-- Start of Data for this task --
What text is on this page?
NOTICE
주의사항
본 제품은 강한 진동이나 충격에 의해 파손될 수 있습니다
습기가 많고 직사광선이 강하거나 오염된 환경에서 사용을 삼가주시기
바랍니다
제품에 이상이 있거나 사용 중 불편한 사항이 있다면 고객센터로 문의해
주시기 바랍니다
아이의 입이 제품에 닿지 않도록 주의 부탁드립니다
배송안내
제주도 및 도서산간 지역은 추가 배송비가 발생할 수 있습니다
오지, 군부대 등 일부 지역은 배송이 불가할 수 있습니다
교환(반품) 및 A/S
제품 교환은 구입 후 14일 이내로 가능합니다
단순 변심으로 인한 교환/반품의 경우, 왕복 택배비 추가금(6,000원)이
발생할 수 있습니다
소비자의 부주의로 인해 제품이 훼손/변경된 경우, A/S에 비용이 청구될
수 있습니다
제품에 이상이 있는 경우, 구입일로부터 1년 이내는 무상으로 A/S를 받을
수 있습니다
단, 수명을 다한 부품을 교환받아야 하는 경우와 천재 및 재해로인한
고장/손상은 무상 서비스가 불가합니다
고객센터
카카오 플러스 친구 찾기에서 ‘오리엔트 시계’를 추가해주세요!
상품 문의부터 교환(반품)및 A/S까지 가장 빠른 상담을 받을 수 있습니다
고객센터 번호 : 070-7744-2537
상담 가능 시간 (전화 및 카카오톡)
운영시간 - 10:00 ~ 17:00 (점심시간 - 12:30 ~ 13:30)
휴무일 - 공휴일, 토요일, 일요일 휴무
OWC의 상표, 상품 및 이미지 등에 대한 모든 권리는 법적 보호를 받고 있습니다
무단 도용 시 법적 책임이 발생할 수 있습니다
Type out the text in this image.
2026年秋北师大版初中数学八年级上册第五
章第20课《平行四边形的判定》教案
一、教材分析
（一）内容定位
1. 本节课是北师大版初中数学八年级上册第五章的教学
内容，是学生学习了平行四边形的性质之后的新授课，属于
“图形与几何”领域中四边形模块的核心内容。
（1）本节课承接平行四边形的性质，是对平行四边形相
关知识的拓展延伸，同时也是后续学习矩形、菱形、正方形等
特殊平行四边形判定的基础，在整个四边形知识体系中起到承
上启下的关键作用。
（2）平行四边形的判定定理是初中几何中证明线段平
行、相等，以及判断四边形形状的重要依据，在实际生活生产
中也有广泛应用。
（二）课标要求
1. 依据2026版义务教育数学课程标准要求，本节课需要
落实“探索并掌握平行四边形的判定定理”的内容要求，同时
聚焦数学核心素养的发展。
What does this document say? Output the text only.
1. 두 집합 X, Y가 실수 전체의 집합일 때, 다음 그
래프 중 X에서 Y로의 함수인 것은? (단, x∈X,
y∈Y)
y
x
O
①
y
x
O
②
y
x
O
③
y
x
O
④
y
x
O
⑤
-- End of Data for this task --
**Task goal:**
Reproduce the data, keeping every line exactly the same.

**Correct response:**
What text is on this page?
NOTICE
주의사항
본 제품은 강한 진동이나 충격에 의해 파손될 수 있습니다
습기가 많고 직사광선이 강하거나 오염된 환경에서 사용을 삼가주시기
바랍니다
제품에 이상이 있거나 사용 중 불편한 사항이 있다면 고객센터로 문의해
주시기 바랍니다
아이의 입이 제품에 닿지 않도록 주의 부탁드립니다
배송안내
제주도 및 도서산간 지역은 추가 배송비가 발생할 수 있습니다
오지, 군부대 등 일부 지역은 배송이 불가할 수 있습니다
교환(반품) 및 A/S
제품 교환은 구입 후 14일 이내로 가능합니다
단순 변심으로 인한 교환/반품의 경우, 왕복 택배비 추가금(6,000원)이
발생할 수 있습니다
소비자의 부주의로 인해 제품이 훼손/변경된 경우, A/S에 비용이 청구될
수 있습니다
제품에 이상이 있는 경우, 구입일로부터 1년 이내는 무상으로 A/S를 받을
수 있습니다
단, 수명을 다한 부품을 교환받아야 하는 경우와 천재 및 재해로인한
고장/손상은 무상 서비스가 불가합니다
고객센터
카카오 플러스 친구 찾기에서 ‘오리엔트 시계’를 추가해주세요!
상품 문의부터 교환(반품)및 A/S까지 가장 빠른 상담을 받을 수 있습니다
고객센터 번호 : 070-7744-2537
상담 가능 시간 (전화 및 카카오톡)
운영시간 - 10:00 ~ 17:00 (점심시간 - 12:30 ~ 13:30)
휴무일 - 공휴일, 토요일, 일요일 휴무
OWC의 상표, 상품 및 이미지 등에 대한 모든 권리는 법적 보호를 받고 있습니다
무단 도용 시 법적 책임이 발생할 수 있습니다
Type out the text in this image.
2026年秋北师大版初中数学八年级上册第五
章第20课《平行四边形的判定》教案
一、教材分析
（一）内容定位
1. 本节课是北师大版初中数学八年级上册第五章的教学
内容，是学生学习了平行四边形的性质之后的新授课，属于
“图形与几何”领域中四边形模块的核心内容。
（1）本节课承接平行四边形的性质，是对平行四边形相
关知识的拓展延伸，同时也是后续学习矩形、菱形、正方形等
特殊平行四边形判定的基础，在整个四边形知识体系中起到承
上启下的关键作用。
（2）平行四边形的判定定理是初中几何中证明线段平
行、相等，以及判断四边形形状的重要依据，在实际生活生产
中也有广泛应用。
（二）课标要求
1. 依据2026版义务教育数学课程标准要求，本节课需要
落实“探索并掌握平行四边形的判定定理”的内容要求，同时
聚焦数学核心素养的发展。
What does this document say? Output the text only.
1. 두 집합 X, Y가 실수 전체의 집합일 때, 다음 그
래프 중 X에서 Y로의 함수인 것은? (단, x∈X,
y∈Y)
y
x
O
①
y
x
O
②
y
x
O
③
y
x
O
④
y
x
O
⑤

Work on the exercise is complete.